● THE TASK
In this exercise, reproduce all the entries that follow exactly.

● Source data

* * * * * * * * *

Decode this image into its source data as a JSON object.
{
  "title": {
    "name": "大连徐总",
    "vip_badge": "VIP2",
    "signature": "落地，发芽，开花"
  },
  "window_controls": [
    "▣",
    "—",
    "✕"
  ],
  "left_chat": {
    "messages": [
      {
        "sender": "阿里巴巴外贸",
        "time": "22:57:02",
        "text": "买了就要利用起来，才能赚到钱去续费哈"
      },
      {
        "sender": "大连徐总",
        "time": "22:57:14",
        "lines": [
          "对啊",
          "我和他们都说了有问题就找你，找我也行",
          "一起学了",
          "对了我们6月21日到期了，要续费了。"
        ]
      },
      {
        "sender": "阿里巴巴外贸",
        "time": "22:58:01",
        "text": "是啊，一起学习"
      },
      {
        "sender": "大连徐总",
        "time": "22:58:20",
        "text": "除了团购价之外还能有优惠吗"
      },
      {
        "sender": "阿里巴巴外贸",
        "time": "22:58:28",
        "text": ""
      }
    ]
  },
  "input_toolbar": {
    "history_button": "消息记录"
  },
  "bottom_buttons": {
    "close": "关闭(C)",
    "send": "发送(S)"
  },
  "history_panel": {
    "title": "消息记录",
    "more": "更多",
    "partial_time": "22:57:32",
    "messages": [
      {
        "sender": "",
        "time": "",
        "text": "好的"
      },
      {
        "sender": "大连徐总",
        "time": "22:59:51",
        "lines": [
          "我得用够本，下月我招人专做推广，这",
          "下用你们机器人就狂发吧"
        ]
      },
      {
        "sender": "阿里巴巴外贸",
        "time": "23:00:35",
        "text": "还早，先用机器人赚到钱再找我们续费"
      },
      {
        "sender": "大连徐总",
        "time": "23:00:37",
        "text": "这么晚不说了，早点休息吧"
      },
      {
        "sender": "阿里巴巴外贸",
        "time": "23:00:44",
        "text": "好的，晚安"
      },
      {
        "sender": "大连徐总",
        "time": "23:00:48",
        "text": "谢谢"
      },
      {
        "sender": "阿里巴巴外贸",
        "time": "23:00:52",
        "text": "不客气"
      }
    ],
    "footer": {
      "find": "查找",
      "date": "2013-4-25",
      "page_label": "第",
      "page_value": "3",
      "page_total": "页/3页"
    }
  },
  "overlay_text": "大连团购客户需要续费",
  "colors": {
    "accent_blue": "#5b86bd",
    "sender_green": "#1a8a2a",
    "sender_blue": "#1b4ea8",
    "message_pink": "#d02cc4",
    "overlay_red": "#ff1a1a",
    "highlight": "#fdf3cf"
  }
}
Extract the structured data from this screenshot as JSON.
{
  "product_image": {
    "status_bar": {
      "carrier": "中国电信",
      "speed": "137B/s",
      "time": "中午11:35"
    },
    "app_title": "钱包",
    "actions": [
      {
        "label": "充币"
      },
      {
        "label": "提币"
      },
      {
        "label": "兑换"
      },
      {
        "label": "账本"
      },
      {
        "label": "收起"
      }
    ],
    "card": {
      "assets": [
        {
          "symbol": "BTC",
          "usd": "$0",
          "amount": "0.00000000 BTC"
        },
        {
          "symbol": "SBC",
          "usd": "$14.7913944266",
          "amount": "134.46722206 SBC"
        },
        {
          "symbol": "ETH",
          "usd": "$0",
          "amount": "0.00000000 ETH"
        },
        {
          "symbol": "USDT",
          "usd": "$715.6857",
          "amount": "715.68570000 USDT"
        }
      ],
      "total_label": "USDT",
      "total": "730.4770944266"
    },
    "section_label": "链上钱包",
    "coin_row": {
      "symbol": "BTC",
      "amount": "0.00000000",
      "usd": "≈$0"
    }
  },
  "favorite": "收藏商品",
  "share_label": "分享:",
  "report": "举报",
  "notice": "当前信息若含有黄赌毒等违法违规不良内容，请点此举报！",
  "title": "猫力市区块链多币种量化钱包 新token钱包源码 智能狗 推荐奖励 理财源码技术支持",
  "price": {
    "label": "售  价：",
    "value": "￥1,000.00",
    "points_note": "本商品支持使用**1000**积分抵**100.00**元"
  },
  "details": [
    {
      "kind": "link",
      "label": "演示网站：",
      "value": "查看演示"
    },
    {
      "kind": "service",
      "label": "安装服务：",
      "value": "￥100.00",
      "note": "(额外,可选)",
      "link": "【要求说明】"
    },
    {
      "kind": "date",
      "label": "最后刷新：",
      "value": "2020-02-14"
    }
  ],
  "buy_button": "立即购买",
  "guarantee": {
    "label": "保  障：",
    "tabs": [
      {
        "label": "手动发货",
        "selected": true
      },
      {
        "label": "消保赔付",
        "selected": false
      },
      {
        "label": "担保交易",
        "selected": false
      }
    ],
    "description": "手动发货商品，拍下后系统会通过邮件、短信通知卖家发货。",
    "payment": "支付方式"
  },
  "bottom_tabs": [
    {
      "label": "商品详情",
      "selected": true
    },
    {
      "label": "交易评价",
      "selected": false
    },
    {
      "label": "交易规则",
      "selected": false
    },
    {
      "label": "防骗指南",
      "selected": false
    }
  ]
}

* * * * * * * * *

● THE SOLUTION
Decode this image into its source data as a JSON object.
{
  "title": {
    "name": "大连徐总",
    "vip_badge": "VIP2",
    "signature": "落地，发芽，开花"
  },
  "window_controls": [
    "▣",
    "—",
    "✕"
  ],
  "left_chat": {
    "messages": [
      {
        "sender": "阿里巴巴外贸",
        "time": "22:57:02",
        "text": "买了就要利用起来，才能赚到钱去续费哈"
      },
      {
        "sender": "大连徐总",
        "time": "22:57:14",
        "lines": [
          "对啊",
          "我和他们都说了有问题就找你，找我也行",
          "一起学了",
          "对了我们6月21日到期了，要续费了。"
        ]
      },
      {
        "sender": "阿里巴巴外贸",
        "time": "22:58:01",
        "text": "是啊，一起学习"
      },
      {
        "sender": "大连徐总",
        "time": "22:58:20",
        "text": "除了团购价之外还能有优惠吗"
      },
      {
        "sender": "阿里巴巴外贸",
        "time": "22:58:28",
        "text": ""
      }
    ]
  },
  "input_toolbar": {
    "history_button": "消息记录"
  },
  "bottom_buttons": {
    "close": "关闭(C)",
    "send": "发送(S)"
  },
  "history_panel": {
    "title": "消息记录",
    "more": "更多",
    "partial_time": "22:57:32",
    "messages": [
      {
        "sender": "",
        "time": "",
        "text": "好的"
      },
      {
        "sender": "大连徐总",
        "time": "22:59:51",
        "lines": [
          "我得用够本，下月我招人专做推广，这",
          "下用你们机器人就狂发吧"
        ]
      },
      {
        "sender": "阿里巴巴外贸",
        "time": "23:00:35",
        "text": "还早，先用机器人赚到钱再找我们续费"
      },
      {
        "sender": "大连徐总",
        "time": "23:00:37",
        "text": "这么晚不说了，早点休息吧"
      },
      {
        "sender": "阿里巴巴外贸",
        "time": "23:00:44",
        "text": "好的，晚安"
      },
      {
        "sender": "大连徐总",
        "time": "23:00:48",
        "text": "谢谢"
      },
      {
        "sender": "阿里巴巴外贸",
        "time": "23:00:52",
        "text": "不客气"
      }
    ],
    "footer": {
      "find": "查找",
      "date": "2013-4-25",
      "page_label": "第",
      "page_value": "3",
      "page_total": "页/3页"
    }
  },
  "overlay_text": "大连团购客户需要续费",
  "colors": {
    "accent_blue": "#5b86bd",
    "sender_green": "#1a8a2a",
    "sender_blue": "#1b4ea8",
    "message_pink": "#d02cc4",
    "overlay_red": "#ff1a1a",
    "highlight": "#fdf3cf"
  }
}
Extract the structured data from this screenshot as JSON.
{
  "product_image": {
    "status_bar": {
      "carrier": "中国电信",
      "speed": "137B/s",
      "time": "中午11:35"
    },
    "app_title": "钱包",
    "actions": [
      {
        "label": "充币"
      },
      {
        "label": "提币"
      },
      {
        "label": "兑换"
      },
      {
        "label": "账本"
      },
      {
        "label": "收起"
      }
    ],
    "card": {
      "assets": [
        {
          "symbol": "BTC",
          "usd": "$0",
          "amount": "0.00000000 BTC"
        },
        {
          "symbol": "SBC",
          "usd": "$14.7913944266",
          "amount": "134.46722206 SBC"
        },
        {
          "symbol": "ETH",
          "usd": "$0",
          "amount": "0.00000000 ETH"
        },
        {
          "symbol": "USDT",
          "usd": "$715.6857",
          "amount": "715.68570000 USDT"
        }
      ],
      "total_label": "USDT",
      "total": "730.4770944266"
    },
    "section_label": "链上钱包",
    "coin_row": {
      "symbol": "BTC",
      "amount": "0.00000000",
      "usd": "≈$0"
    }
  },
  "favorite": "收藏商品",
  "share_label": "分享:",
  "report": "举报",
  "notice": "当前信息若含有黄赌毒等违法违规不良内容，请点此举报！",
  "title": "猫力市区块链多币种量化钱包 新token钱包源码 智能狗 推荐奖励 理财源码技术支持",
  "price": {
    "label": "售  价：",
    "value": "￥1,000.00",
    "points_note": "本商品支持使用**1000**积分抵**100.00**元"
  },
  "details": [
    {
      "kind": "link",
      "label": "演示网站：",
      "value": "查看演示"
    },
    {
      "kind": "service",
      "label": "安装服务：",
      "value": "￥100.00",
      "note": "(额外,可选)",
      "link": "【要求说明】"
    },
    {
      "kind": "date",
      "label": "最后刷新：",
      "value": "2020-02-14"
    }
  ],
  "buy_button": "立即购买",
  "guarantee": {
    "label": "保  障：",
    "tabs": [
      {
        "label": "手动发货",
        "selected": true
      },
      {
        "label": "消保赔付",
        "selected": false
      },
      {
        "label": "担保交易",
        "selected": false
      }
    ],
    "description": "手动发货商品，拍下后系统会通过邮件、短信通知卖家发货。",
    "payment": "支付方式"
  },
  "bottom_tabs": [
    {
      "label": "商品详情",
      "selected": true
    },
    {
      "label": "交易评价",
      "selected": false
    },
    {
      "label": "交易规则",
      "selected": false
    },
    {
      "label": "防骗指南",
      "selected": false
    }
  ]
}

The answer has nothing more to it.